### TASK TO CARRY OUT
Your answer should be a single number: the count of lines in the material below that hold "ylabel".

Items from a data source
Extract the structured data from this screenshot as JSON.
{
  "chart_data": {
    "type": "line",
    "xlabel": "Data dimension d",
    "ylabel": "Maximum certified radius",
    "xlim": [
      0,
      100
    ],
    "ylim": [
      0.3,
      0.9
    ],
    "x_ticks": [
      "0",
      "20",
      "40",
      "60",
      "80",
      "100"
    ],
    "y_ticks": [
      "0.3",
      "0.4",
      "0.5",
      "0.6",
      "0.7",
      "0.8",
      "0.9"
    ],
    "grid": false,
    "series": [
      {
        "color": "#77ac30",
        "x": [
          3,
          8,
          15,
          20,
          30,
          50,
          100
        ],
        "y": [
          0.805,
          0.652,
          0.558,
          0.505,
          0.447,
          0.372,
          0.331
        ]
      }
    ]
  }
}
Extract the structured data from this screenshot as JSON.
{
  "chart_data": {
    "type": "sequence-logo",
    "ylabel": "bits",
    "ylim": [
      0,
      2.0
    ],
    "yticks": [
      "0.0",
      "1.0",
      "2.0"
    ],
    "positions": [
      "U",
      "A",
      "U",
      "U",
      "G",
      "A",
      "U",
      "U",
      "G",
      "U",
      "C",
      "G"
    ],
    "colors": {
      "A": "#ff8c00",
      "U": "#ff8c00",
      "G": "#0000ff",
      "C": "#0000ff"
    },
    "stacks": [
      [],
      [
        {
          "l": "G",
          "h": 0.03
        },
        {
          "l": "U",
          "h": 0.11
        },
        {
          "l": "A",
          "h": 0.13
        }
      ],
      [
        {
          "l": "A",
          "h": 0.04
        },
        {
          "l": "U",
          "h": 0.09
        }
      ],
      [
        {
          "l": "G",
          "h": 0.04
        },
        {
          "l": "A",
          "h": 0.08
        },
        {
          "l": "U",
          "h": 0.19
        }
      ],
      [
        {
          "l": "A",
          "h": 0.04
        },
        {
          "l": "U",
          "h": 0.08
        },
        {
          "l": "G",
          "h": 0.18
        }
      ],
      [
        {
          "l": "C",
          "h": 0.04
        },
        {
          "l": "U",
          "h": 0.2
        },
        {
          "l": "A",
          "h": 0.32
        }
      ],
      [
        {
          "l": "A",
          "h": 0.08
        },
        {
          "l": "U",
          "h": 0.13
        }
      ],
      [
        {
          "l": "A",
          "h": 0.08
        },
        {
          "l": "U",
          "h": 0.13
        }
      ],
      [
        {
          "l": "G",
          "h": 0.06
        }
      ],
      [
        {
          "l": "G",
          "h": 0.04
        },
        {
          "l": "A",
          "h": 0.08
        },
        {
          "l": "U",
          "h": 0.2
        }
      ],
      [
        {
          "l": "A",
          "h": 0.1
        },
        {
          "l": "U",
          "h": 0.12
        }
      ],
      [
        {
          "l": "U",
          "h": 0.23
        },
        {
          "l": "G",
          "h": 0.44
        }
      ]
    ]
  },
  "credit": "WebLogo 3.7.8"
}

### EXPECTED ANSWER
2